Written instruction:
Every line that holds the string "totalspread" is to be identified and copied.

(Records that describe figures)
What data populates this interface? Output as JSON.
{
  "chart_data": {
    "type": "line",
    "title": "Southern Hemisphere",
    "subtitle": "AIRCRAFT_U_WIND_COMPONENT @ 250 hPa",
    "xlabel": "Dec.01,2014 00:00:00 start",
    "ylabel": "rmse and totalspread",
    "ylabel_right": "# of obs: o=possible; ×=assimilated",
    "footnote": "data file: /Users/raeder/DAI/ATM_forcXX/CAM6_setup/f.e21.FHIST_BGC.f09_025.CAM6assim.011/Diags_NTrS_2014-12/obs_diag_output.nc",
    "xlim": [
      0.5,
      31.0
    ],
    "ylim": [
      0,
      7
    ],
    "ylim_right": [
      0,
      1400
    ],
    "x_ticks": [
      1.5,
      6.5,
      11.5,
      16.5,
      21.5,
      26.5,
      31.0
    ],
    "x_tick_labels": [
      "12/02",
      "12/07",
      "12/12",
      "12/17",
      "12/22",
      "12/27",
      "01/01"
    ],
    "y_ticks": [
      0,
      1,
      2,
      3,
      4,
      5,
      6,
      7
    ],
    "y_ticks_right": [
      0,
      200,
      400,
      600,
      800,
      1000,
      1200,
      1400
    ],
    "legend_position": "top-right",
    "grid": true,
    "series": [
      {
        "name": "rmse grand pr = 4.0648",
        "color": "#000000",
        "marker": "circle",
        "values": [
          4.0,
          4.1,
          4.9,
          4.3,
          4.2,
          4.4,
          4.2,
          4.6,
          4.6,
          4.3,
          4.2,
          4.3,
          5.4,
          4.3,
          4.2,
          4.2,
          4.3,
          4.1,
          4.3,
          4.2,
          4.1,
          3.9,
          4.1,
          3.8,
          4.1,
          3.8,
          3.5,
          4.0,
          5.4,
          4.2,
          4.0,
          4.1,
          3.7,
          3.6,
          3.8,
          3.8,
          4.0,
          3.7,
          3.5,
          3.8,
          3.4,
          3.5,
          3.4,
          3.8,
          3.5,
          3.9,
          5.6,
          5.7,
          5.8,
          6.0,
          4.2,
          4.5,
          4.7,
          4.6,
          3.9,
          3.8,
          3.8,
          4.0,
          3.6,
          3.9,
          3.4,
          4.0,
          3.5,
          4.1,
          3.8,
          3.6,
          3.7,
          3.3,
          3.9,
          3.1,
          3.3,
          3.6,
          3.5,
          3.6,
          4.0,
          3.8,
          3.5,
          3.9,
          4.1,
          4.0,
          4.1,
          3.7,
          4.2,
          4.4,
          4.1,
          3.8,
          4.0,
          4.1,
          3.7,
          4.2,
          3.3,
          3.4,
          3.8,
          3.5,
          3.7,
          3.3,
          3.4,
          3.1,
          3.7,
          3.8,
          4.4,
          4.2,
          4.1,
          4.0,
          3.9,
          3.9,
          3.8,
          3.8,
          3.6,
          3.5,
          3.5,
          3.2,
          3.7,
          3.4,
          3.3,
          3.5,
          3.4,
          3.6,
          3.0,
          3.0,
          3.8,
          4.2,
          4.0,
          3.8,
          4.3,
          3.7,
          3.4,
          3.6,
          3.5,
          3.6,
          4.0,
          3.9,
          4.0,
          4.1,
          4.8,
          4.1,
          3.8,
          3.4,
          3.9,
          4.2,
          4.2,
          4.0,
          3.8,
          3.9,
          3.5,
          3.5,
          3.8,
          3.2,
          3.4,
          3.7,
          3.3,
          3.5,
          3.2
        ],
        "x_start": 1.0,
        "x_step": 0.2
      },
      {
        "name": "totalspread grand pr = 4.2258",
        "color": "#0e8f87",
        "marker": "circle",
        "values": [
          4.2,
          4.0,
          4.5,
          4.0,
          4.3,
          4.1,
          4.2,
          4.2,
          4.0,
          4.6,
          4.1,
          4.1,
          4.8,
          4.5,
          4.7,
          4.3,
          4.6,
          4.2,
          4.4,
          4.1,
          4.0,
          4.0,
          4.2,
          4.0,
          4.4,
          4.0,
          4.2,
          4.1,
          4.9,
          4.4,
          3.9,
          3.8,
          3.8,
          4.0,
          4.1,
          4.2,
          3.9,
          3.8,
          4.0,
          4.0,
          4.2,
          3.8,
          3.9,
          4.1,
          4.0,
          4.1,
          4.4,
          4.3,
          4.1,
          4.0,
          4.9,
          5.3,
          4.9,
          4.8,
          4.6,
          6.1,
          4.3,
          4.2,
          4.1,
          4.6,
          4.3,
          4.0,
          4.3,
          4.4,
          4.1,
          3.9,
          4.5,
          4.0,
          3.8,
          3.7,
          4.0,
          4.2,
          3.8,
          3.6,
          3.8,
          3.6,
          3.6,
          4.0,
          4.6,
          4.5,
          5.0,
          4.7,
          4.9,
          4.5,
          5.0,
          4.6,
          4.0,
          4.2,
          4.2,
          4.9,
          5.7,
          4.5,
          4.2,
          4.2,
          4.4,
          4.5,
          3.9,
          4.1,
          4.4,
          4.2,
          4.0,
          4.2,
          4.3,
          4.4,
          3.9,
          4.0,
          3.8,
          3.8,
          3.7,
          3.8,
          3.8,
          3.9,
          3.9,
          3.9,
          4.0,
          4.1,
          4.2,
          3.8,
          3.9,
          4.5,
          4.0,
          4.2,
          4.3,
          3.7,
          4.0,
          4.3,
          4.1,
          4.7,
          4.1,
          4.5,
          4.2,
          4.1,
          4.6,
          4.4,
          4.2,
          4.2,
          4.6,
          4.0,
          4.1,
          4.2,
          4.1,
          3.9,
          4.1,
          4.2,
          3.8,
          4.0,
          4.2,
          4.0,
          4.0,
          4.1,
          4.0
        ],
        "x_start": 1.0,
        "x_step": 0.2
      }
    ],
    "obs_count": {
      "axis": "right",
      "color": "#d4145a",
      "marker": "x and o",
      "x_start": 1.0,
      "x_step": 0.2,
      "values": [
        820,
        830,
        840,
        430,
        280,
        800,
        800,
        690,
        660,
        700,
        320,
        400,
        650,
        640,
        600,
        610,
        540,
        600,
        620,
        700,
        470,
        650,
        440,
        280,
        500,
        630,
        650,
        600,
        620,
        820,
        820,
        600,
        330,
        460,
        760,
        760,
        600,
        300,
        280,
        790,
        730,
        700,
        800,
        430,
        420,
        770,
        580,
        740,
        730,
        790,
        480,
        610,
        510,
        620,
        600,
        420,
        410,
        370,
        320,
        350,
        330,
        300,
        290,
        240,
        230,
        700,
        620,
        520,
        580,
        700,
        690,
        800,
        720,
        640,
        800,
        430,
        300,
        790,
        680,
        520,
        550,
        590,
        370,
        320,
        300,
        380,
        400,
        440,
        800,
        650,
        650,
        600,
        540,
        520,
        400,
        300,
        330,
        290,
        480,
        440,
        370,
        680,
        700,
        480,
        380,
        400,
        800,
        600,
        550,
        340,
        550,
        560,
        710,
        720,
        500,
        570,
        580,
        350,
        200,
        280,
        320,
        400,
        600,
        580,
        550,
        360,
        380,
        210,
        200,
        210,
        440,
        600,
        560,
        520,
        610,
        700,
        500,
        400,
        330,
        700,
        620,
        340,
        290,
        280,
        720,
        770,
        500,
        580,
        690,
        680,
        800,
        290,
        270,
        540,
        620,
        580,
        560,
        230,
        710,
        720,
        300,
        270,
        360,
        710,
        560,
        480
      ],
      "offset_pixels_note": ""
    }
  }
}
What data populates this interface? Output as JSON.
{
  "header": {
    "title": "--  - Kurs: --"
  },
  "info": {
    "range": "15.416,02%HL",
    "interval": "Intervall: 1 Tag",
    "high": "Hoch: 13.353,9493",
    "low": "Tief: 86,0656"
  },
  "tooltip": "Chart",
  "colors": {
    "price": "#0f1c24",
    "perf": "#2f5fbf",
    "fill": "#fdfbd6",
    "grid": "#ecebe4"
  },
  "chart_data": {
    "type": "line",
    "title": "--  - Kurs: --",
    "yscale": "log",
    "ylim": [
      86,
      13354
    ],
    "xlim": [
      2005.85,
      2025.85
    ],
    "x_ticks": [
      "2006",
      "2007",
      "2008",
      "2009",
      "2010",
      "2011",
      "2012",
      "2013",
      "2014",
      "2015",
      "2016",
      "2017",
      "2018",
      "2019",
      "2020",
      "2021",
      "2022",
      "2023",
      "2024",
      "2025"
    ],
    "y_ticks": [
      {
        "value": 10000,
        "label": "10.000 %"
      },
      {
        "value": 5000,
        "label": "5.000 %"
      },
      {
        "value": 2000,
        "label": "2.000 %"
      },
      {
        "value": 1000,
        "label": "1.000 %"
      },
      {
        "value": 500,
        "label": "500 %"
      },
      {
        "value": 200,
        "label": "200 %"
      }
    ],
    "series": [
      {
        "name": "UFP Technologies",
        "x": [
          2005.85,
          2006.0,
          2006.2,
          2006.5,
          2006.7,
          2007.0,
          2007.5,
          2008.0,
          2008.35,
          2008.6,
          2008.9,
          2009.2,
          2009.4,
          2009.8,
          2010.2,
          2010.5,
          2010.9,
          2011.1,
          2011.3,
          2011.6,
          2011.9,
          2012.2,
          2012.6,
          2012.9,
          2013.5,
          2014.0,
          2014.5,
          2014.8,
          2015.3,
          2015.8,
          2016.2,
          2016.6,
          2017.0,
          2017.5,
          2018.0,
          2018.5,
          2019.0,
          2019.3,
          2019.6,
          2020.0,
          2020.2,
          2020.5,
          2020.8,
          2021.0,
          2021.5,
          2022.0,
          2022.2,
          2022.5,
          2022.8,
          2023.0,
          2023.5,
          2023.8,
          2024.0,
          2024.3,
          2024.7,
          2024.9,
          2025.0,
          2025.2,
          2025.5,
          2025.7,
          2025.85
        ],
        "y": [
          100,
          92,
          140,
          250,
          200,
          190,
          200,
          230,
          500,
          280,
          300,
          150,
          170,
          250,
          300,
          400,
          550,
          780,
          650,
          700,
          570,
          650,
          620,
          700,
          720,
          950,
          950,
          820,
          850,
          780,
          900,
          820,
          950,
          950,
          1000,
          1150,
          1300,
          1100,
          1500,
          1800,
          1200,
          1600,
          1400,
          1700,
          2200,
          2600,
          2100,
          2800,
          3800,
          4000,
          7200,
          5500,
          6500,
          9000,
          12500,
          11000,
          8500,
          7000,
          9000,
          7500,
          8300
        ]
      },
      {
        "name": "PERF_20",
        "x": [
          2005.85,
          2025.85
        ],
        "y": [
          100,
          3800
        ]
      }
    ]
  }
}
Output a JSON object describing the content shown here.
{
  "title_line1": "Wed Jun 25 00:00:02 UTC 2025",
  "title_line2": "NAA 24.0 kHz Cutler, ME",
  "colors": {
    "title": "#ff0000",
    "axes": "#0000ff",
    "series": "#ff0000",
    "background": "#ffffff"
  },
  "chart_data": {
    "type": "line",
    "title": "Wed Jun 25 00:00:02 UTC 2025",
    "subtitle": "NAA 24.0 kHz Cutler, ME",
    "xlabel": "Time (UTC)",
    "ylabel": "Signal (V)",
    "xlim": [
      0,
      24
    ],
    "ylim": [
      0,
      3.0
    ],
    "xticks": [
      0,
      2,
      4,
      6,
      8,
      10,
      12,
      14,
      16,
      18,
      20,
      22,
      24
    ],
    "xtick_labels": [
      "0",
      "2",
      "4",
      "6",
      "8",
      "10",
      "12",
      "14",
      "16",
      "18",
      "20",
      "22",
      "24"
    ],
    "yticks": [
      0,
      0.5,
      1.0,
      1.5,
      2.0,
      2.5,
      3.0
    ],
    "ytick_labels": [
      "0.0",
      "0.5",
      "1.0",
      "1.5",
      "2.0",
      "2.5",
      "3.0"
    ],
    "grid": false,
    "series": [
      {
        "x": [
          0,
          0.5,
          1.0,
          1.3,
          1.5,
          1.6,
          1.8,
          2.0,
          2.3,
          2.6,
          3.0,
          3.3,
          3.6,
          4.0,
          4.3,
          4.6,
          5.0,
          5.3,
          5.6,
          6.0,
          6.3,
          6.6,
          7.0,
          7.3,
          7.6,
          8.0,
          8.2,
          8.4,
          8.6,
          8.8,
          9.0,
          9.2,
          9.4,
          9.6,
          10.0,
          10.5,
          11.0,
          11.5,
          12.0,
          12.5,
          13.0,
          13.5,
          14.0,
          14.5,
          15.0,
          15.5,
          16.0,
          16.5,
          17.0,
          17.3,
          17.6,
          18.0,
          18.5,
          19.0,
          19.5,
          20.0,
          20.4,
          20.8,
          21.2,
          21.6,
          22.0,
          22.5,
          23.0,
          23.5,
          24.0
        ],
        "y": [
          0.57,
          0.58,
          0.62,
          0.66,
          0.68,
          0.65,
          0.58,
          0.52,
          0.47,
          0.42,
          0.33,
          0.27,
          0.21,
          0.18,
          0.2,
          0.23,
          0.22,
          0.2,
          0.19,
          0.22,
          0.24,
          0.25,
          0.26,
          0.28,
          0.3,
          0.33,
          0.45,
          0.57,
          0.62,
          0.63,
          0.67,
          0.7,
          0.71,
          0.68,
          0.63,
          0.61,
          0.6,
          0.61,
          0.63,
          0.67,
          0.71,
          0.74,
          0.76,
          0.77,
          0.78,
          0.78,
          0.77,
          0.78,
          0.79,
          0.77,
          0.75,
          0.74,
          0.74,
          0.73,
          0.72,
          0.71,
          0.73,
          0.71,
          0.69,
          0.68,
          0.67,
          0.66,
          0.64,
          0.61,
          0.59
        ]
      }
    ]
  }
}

Reply:
    "ylabel": "rmse and totalspread",
        "name": "totalspread grand pr = 4.2258",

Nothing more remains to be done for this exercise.